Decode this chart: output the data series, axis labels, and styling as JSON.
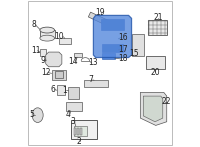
{
  "background_color": "#ffffff",
  "border_color": "#bbbbbb",
  "fig_width": 2.0,
  "fig_height": 1.47,
  "dpi": 100,
  "highlighted_color": "#5588dd",
  "highlighted_edge": "#2255aa",
  "part_label_fontsize": 5.5,
  "line_color": "#555555",
  "line_width": 0.5,
  "part_fill": "#e8e8e8",
  "part_fill2": "#d8d8d8",
  "part_fill3": "#e0e0e0"
}
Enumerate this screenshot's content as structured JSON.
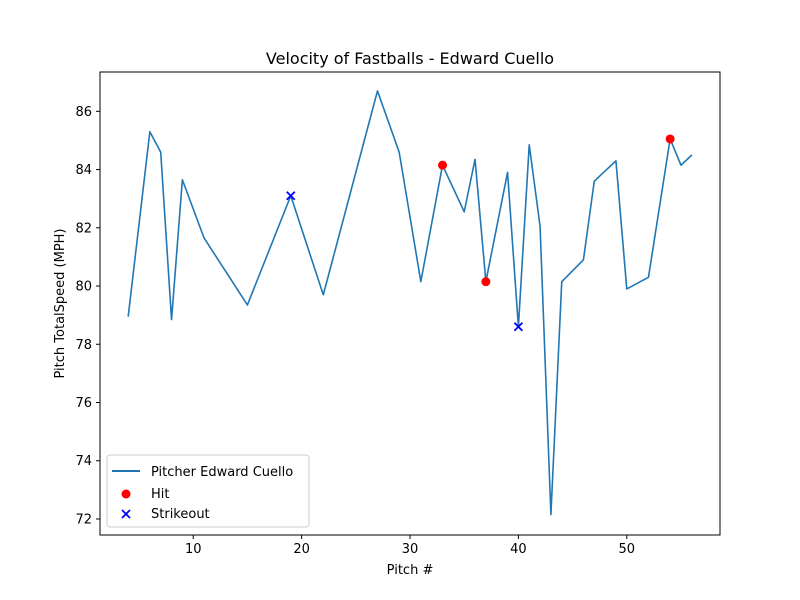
{
  "chart_data": {
    "type": "line",
    "title": "Velocity of Fastballs - Edward Cuello",
    "xlabel": "Pitch #",
    "ylabel": "Pitch TotalSpeed (MPH)",
    "xlim": [
      1.4,
      58.6
    ],
    "ylim": [
      71.45,
      87.35
    ],
    "xticks": [
      10,
      20,
      30,
      40,
      50
    ],
    "yticks": [
      72,
      74,
      76,
      78,
      80,
      82,
      84,
      86
    ],
    "grid": false,
    "legend_position": "lower-left",
    "series": [
      {
        "name": "Pitcher Edward Cuello",
        "kind": "line",
        "color": "#1f77b4",
        "x": [
          4,
          6,
          7,
          8,
          9,
          11,
          15,
          19,
          22,
          27,
          29,
          31,
          33,
          35,
          36,
          37,
          39,
          40,
          41,
          42,
          43,
          44,
          46,
          47,
          49,
          50,
          52,
          54,
          55,
          56
        ],
        "y": [
          78.95,
          85.3,
          84.6,
          78.85,
          83.65,
          81.65,
          79.35,
          83.1,
          79.7,
          86.7,
          84.6,
          80.15,
          84.15,
          82.55,
          84.35,
          80.15,
          83.9,
          78.6,
          84.85,
          82.05,
          72.15,
          80.15,
          80.9,
          83.6,
          84.3,
          79.9,
          80.3,
          85.05,
          84.15,
          84.5
        ]
      },
      {
        "name": "Hit",
        "kind": "scatter",
        "marker": "circle",
        "color": "#ff0000",
        "x": [
          33,
          37,
          54
        ],
        "y": [
          84.15,
          80.15,
          85.05
        ]
      },
      {
        "name": "Strikeout",
        "kind": "scatter",
        "marker": "x",
        "color": "#0000ff",
        "x": [
          19,
          40
        ],
        "y": [
          83.1,
          78.6
        ]
      }
    ]
  }
}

+--

■ **YOUR INSTRUCTIONS**: Copy out each line of the records that holds the string "this".

■ **THE OUTPUT**:
Decode this chart: output the data series, axis labels, and styling as JSON.
Enumerate this screenshot's content as structured JSON.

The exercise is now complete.